**Given task:** Filter the records for lines holding the string "badge".

### Task input ###

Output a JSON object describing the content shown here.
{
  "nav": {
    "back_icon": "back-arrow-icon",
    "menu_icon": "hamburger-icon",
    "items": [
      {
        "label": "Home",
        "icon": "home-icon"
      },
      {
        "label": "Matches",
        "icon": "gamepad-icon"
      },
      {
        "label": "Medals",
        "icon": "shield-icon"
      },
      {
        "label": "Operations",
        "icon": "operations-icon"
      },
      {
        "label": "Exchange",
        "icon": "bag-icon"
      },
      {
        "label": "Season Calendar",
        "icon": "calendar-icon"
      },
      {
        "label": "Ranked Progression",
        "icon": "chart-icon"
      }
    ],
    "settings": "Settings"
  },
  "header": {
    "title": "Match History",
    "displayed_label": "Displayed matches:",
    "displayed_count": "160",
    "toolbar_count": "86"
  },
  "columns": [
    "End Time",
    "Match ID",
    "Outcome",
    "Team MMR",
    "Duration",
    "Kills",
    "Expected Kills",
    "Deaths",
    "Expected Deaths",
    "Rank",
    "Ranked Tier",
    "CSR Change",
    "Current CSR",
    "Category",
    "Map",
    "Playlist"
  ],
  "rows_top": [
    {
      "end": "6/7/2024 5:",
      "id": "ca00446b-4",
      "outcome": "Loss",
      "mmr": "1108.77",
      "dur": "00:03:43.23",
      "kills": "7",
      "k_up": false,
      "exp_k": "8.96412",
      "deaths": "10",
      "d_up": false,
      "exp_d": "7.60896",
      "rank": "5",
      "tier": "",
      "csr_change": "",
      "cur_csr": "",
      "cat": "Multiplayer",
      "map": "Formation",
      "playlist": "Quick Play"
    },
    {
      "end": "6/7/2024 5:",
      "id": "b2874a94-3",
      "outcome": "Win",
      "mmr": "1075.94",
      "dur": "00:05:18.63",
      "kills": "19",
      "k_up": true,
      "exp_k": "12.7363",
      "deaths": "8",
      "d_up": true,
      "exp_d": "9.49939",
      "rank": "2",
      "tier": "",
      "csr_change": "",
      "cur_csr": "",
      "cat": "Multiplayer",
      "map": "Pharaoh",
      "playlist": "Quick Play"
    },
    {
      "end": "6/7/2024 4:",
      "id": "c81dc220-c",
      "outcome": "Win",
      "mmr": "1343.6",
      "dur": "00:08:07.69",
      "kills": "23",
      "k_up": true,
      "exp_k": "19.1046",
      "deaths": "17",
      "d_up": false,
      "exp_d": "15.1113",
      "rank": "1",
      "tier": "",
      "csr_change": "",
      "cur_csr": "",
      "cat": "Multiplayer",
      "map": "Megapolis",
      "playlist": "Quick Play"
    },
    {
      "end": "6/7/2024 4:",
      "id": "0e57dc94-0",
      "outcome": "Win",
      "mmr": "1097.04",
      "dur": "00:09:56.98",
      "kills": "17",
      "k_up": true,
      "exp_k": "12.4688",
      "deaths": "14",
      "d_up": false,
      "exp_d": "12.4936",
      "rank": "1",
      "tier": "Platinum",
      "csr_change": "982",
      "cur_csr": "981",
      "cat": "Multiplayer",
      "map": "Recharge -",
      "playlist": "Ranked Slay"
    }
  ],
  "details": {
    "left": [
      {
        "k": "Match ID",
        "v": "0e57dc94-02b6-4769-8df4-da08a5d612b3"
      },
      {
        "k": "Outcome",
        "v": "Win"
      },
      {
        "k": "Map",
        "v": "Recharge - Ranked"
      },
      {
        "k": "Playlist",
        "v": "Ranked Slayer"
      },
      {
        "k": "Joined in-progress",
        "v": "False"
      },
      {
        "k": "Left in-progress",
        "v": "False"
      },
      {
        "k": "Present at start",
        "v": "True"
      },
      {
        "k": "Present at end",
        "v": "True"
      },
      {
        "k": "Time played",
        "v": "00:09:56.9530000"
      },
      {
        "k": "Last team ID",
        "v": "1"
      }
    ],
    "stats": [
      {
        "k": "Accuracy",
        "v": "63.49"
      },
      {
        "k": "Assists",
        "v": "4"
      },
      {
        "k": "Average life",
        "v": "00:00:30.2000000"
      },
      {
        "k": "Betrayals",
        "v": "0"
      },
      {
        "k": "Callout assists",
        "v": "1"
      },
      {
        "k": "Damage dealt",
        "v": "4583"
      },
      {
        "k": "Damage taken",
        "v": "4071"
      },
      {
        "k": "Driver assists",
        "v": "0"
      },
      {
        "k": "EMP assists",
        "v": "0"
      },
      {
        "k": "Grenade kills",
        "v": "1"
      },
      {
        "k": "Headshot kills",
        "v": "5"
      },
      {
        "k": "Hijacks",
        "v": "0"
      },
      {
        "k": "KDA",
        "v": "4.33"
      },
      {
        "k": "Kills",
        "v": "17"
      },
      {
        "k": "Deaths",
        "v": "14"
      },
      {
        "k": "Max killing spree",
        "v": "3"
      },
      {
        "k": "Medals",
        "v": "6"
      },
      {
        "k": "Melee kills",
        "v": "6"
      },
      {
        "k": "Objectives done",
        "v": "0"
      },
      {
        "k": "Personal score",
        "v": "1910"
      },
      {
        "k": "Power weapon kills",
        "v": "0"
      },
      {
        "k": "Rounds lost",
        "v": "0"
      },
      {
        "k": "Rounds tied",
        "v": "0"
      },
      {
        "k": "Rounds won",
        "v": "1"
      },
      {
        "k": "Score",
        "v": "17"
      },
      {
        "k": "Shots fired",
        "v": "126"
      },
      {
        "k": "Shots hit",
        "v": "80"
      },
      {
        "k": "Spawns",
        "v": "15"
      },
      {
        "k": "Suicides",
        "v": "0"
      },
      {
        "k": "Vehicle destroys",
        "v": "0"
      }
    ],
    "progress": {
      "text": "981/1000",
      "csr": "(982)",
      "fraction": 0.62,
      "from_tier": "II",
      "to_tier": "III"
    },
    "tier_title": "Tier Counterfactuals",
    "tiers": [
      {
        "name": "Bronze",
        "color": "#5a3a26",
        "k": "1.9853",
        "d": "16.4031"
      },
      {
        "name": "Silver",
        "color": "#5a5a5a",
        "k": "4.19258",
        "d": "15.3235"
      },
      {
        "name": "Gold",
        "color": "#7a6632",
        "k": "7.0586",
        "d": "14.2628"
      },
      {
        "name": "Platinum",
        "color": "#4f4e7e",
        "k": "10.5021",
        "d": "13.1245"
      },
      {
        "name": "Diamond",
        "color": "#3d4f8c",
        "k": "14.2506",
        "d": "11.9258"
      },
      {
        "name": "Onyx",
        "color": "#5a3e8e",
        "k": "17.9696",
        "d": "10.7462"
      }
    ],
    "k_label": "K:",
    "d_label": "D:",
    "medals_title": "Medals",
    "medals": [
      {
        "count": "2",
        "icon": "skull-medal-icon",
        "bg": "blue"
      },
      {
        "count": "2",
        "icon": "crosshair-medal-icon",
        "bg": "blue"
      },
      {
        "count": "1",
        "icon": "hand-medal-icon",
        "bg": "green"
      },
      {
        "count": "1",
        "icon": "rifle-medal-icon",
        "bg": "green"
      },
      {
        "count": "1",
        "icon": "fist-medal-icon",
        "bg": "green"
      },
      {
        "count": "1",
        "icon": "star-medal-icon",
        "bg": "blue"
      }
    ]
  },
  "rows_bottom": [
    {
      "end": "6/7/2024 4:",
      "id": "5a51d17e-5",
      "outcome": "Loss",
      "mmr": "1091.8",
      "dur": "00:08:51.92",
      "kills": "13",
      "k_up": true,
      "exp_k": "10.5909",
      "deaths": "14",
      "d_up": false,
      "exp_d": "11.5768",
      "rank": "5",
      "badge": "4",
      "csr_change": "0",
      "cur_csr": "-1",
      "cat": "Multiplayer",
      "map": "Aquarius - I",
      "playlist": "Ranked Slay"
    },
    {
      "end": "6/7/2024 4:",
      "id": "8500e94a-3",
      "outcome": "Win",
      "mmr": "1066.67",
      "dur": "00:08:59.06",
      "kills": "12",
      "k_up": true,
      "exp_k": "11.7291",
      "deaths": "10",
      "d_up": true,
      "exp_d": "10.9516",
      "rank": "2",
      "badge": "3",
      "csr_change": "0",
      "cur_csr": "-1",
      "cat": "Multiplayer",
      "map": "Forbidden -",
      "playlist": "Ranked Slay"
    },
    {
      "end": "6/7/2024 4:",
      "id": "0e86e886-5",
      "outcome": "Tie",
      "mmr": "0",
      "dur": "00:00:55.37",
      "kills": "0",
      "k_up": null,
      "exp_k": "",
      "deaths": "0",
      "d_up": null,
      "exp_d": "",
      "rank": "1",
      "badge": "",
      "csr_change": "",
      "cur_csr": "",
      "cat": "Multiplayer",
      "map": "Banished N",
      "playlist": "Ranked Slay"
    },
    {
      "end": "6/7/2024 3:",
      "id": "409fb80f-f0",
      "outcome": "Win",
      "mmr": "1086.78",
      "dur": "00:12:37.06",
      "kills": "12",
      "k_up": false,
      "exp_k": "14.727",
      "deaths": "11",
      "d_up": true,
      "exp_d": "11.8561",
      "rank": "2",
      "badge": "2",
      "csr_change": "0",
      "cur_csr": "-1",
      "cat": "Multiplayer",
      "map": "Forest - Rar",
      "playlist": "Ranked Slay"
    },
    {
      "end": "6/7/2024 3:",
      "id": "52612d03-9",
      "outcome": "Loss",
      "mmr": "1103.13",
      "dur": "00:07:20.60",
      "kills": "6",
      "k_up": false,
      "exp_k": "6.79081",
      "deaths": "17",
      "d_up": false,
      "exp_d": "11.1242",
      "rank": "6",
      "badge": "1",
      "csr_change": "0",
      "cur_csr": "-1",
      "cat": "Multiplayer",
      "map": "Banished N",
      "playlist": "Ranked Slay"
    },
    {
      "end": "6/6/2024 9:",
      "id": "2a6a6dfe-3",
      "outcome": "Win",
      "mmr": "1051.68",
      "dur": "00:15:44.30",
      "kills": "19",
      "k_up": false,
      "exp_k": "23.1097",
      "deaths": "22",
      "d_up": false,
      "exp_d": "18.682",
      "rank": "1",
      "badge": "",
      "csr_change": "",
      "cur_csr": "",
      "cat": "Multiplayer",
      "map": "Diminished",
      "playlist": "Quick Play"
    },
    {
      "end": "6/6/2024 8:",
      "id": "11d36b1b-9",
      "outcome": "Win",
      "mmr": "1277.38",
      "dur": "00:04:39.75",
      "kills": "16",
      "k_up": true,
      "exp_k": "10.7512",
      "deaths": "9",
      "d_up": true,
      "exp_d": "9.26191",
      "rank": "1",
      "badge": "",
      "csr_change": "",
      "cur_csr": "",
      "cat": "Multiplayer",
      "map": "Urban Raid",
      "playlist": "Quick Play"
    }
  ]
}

###

**Completed task:**
      "badge": "4",
      "badge": "3",
      "badge": "",
      "badge": "2",
      "badge": "1",
      "badge": "",
      "badge": "",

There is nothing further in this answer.